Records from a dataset

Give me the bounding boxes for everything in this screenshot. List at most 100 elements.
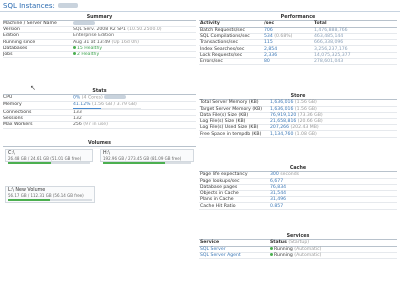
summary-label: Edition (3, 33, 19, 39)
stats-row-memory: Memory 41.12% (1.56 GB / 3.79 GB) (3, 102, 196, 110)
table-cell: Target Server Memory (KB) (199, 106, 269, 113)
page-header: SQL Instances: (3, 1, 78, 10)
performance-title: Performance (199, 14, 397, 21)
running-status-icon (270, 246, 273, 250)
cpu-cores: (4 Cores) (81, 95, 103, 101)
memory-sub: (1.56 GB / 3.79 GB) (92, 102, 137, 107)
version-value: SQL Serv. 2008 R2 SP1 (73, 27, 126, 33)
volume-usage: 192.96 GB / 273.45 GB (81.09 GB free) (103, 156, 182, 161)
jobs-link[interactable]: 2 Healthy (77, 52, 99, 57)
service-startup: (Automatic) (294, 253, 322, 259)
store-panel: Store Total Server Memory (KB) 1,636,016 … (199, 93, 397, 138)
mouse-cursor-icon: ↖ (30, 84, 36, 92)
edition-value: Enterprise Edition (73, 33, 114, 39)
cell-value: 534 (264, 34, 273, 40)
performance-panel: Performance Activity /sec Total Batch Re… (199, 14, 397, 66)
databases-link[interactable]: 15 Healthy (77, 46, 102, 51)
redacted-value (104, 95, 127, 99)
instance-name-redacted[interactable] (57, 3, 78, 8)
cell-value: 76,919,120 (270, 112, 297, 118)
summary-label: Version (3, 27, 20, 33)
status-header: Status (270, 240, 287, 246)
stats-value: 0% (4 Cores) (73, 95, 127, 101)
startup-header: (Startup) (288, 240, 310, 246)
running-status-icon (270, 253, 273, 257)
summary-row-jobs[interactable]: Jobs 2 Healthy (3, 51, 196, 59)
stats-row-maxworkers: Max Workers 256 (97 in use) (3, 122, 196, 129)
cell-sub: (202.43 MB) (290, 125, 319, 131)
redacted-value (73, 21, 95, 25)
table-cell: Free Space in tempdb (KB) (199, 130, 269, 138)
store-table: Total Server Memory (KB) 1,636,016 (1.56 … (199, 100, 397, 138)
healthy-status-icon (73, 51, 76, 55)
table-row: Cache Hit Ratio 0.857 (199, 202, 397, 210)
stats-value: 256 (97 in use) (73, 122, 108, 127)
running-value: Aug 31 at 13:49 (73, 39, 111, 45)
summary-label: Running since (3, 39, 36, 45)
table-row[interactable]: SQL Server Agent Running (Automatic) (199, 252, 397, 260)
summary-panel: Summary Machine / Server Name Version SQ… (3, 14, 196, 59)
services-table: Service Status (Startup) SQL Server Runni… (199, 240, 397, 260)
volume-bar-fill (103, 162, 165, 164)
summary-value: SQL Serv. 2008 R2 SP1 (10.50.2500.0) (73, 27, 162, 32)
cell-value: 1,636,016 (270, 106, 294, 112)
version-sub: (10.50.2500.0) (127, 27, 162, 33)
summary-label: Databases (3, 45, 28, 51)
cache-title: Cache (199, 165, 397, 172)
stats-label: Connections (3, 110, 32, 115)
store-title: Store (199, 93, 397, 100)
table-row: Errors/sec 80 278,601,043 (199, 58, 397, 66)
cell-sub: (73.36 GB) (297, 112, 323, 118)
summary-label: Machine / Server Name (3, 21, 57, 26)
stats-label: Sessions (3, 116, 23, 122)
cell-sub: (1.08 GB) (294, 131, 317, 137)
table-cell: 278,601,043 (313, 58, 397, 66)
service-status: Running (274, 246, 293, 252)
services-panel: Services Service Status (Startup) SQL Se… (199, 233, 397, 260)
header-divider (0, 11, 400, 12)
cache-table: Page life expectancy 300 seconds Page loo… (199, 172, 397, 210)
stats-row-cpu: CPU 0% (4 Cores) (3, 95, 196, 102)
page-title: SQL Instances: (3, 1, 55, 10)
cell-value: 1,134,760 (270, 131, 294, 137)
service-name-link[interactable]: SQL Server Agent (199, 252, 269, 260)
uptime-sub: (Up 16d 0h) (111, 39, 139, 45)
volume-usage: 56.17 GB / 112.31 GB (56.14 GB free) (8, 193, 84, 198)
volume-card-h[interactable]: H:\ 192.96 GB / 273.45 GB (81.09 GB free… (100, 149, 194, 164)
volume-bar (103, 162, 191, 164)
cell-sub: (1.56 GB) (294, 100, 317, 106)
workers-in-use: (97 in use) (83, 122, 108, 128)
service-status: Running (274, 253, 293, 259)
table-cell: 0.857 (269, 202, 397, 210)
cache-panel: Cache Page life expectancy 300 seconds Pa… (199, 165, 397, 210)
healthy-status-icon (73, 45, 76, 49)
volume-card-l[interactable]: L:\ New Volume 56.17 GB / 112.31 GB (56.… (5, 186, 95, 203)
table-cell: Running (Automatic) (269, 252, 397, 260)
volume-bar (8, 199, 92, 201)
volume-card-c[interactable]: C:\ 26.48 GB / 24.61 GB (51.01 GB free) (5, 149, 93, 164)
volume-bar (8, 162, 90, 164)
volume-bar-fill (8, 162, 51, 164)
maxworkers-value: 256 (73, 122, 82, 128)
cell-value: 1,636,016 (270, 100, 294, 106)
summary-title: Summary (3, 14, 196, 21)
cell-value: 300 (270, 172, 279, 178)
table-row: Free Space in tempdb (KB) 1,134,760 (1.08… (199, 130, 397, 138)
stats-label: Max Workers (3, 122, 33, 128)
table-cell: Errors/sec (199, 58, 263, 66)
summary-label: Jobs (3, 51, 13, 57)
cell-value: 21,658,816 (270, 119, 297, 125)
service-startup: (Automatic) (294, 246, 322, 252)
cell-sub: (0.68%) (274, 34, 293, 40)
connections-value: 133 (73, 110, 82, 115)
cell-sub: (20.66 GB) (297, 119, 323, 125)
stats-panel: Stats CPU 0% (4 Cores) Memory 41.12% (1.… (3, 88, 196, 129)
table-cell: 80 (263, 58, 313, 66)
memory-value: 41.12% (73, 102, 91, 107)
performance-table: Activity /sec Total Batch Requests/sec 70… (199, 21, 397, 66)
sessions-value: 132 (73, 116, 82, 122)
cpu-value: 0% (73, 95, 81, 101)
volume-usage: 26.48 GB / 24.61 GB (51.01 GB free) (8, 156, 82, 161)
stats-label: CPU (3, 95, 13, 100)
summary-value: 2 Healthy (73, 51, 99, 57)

==

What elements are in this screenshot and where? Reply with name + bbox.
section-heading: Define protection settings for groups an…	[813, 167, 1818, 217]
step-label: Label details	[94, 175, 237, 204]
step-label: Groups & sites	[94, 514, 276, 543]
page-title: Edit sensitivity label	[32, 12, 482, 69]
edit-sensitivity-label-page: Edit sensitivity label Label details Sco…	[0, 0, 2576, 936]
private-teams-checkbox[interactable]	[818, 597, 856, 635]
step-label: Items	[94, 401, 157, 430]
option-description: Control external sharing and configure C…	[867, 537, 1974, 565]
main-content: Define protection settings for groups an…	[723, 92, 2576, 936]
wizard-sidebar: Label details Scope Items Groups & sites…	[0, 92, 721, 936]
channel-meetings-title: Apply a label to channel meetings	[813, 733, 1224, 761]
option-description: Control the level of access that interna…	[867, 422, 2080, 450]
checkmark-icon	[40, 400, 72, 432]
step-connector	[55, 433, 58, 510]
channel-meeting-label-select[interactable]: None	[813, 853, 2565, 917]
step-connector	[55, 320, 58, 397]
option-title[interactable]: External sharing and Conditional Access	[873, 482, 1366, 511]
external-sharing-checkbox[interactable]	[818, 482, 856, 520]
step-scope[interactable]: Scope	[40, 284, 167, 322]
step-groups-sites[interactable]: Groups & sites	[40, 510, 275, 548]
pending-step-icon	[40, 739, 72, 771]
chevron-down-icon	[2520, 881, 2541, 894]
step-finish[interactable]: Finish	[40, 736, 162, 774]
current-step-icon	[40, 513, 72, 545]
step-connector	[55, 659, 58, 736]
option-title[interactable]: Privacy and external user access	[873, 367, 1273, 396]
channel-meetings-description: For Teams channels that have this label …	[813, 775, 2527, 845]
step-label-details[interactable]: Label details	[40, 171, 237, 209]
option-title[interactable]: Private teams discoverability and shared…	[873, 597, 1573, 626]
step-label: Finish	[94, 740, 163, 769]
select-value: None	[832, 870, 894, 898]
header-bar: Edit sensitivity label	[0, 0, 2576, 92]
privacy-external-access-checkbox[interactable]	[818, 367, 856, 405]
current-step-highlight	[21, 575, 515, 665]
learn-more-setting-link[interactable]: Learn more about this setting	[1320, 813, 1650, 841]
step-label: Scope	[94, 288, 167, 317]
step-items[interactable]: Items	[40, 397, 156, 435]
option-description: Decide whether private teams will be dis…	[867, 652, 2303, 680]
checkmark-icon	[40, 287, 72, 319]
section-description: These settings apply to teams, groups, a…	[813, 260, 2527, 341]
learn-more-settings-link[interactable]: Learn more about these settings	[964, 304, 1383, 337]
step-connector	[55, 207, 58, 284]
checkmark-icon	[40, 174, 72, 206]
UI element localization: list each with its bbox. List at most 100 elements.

...

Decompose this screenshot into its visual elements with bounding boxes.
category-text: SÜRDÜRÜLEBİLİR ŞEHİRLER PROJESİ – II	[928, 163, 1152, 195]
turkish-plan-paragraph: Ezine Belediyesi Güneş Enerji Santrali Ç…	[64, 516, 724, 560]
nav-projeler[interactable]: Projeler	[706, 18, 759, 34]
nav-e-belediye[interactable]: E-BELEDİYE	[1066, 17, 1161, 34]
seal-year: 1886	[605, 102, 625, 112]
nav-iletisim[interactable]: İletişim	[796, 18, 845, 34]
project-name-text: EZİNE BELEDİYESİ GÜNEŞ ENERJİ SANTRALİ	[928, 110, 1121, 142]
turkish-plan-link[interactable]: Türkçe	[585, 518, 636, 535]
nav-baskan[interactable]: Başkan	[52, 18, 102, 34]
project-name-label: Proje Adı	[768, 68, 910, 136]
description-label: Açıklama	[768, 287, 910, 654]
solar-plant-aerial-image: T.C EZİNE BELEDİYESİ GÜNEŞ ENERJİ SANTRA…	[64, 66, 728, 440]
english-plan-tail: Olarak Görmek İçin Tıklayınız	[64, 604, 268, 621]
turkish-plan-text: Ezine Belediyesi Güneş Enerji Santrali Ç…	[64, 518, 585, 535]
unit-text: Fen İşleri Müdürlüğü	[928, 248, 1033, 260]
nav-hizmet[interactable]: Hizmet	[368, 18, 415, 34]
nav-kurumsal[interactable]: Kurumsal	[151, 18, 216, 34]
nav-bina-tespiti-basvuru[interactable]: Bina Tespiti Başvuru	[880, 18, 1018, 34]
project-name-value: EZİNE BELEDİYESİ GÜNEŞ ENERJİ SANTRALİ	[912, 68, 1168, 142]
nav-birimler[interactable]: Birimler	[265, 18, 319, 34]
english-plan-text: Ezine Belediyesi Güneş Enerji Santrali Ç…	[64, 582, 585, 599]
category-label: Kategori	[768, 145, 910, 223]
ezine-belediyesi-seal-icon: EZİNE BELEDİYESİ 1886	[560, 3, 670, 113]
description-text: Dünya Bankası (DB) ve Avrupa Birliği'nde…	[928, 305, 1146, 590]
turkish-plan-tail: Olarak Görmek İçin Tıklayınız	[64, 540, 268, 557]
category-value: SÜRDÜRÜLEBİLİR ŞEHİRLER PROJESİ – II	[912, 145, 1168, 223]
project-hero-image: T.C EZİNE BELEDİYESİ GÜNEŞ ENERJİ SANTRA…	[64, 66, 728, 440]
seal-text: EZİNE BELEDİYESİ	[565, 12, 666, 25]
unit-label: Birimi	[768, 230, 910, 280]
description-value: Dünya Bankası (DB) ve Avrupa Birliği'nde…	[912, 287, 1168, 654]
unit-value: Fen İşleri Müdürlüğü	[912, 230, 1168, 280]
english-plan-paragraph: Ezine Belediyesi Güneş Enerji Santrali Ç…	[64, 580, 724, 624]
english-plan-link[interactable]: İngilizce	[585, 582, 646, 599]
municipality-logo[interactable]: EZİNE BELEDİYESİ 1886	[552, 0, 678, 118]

### [What is needed]
Can you output everything from the line containing "summary-label: Edition (3, 33, 19, 39)" down to the line containing "mouse-cursor-icon: ↖ (30, 84, 36, 92)", copied exactly as they appear in the records above?

### [Solution to this exercise]
summary-label: Edition (3, 33, 19, 39)
stats-row-memory: Memory 41.12% (1.56 GB / 3.79 GB) (3, 102, 196, 110)
table-cell: Target Server Memory (KB) (199, 106, 269, 113)
page-header: SQL Instances: (3, 1, 78, 10)
performance-title: Performance (199, 14, 397, 21)
running-status-icon (270, 246, 273, 250)
cpu-cores: (4 Cores) (81, 95, 103, 101)
memory-sub: (1.56 GB / 3.79 GB) (92, 102, 137, 107)
version-value: SQL Serv. 2008 R2 SP1 (73, 27, 126, 33)
volume-usage: 192.96 GB / 273.45 GB (81.09 GB free) (103, 156, 182, 161)
jobs-link[interactable]: 2 Healthy (77, 52, 99, 57)
service-startup: (Automatic) (294, 253, 322, 259)
store-panel: Store Total Server Memory (KB) 1,636,016 … (199, 93, 397, 138)
mouse-cursor-icon: ↖ (30, 84, 36, 92)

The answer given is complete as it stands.